**学習テキスト:**
◆ ◆ ◆ ◆
東京都出身。(公財)中山隼雄科学技術文化財団 理事長・代表理事。 起業家。自ら設立した(株)マーベラスAQL代表取締役会長、(株)アミューズキャピタル インベストメント代表取締役社長を兼務。

北海道出身。立教大学現代心理学部教授。精神科医、臨床心理士。『リカちゃんコンプレックス』他専門分野の著書多数。時事問題等についてもTV、雑誌等のメディアで精力的に活動。

香山

設立20周年とのことですが、20年前に個人で「遊び」に関する研究助成を行う財団を作ったというのは他にはなかったことと思います。当時、前理事長がやっていらっしゃることを見ていかがでしたか。

中山

設立当時は、ゲームや「遊び」の社会的地位は確立されていなかったと思います。私が子供の頃に「父親の職業は?」と聞かれて「ゲーム屋」と答えるとあまり良い印象を持たれなかった記憶があります。そのような経験を経て、ゲームや「遊び」を文化として捉えることを通じて、社会に貢献することが出来るということを世の中に伝えたいという想いがあったのではないかと思います。
 また、特に米国では成功者の間に昔から寄付とか財団活動などの意識が強いのですが、前理事長は、もともとジュークボックスの輸入という海外ビジネスをしていたので、その影響もあったのでしょうね。

香山

今でこそCSRが注目されていますが、20年前から中山財団が活動されていたという話をすると、私のまわりからは非常に驚かれます。世間的に「遊び」は良いものではないと言われていた時代に、先見の明があったというか、画期的なことでしたよね。
 2006年に前理事長から引き継いだときには、前理事長からはなにか特別に「こうしてくれ」と言われました?

中山

引き継いだ頃は、ITも社会に根付き、SNSやオンラインゲームが出始めてきた時期で、「遊び」にも変化が出てきた頃でした。当時は財団に寄せられる研究も、まだアナログ的な「遊び」に関するものが中心でしたので、これからはITやオンラインの「遊び」に関する研究に力を入れるように、との話はありました。香山さんは当時をどう思われますか?

香山


私も1996年に『テレビゲームと癒し』という本を出版したのですが、賛否両論で、当時は「現実と虚構がわからなくなって犯罪を起こした」「ゲームは子供にとって良くないのではないか」とか言われる時代だったように思います。

中山

漫画、アニメ、ゲームなど、新しい「遊び」が登場した時というのは、大抵、批判されてましたよね。今は認知度も上がり、日本の素晴らしい文化として海外で評価されている。この間フランスで開催された日本のアニメとかゲームのキャラクターの祭典「JAPAN Expo(ジャパン・エキスポ)」は入場者10万人規模ですからね。そういうことを考えると、ゲームも昔よりポジションが上がってきていますけど。
◆ ◆ ◆ ◆
中山財団の設立20周年をめぐる対談から、「引き継いだ頃は、ITも社会に」から「んは当時をどう思われますか?」までを一字一句変えずに書き写してください。
◆ ◆ ◆ ◆
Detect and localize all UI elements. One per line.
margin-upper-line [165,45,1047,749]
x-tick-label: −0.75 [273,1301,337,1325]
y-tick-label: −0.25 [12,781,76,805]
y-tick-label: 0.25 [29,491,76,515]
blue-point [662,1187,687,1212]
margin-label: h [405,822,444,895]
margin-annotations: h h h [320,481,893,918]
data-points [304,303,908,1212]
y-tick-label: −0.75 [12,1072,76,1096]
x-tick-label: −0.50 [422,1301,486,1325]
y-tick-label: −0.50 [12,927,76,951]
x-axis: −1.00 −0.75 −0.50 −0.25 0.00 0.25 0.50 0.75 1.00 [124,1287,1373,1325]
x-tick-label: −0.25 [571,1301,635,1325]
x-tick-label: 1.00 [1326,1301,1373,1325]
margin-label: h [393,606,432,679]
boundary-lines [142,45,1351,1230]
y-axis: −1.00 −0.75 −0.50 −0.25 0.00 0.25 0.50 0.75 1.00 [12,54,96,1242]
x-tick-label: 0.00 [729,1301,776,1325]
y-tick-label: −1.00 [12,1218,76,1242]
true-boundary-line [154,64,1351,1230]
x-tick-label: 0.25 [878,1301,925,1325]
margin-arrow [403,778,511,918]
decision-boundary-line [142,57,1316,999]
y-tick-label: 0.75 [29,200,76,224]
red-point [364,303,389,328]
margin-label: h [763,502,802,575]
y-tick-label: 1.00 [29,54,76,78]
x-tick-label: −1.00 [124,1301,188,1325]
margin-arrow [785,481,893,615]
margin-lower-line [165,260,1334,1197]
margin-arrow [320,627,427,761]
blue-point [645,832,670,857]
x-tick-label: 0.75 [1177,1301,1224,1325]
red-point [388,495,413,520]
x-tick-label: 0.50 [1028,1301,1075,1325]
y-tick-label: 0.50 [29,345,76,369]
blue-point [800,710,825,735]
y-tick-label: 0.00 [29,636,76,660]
◆ ◆ ◆ ◆
**記述解答:**
引き継いだ頃は、ITも社会に根付き、SNSやオンラインゲームが出始めてきた時期で、「遊び」にも変化が出てきた頃でした。当時は財団に寄せられる研究も、まだアナログ的な「遊び」に関するものが中心でしたので、これからはITやオンラインの「遊び」に関する研究に力を入れるように、との話はありました。香山さんは当時をどう思われますか?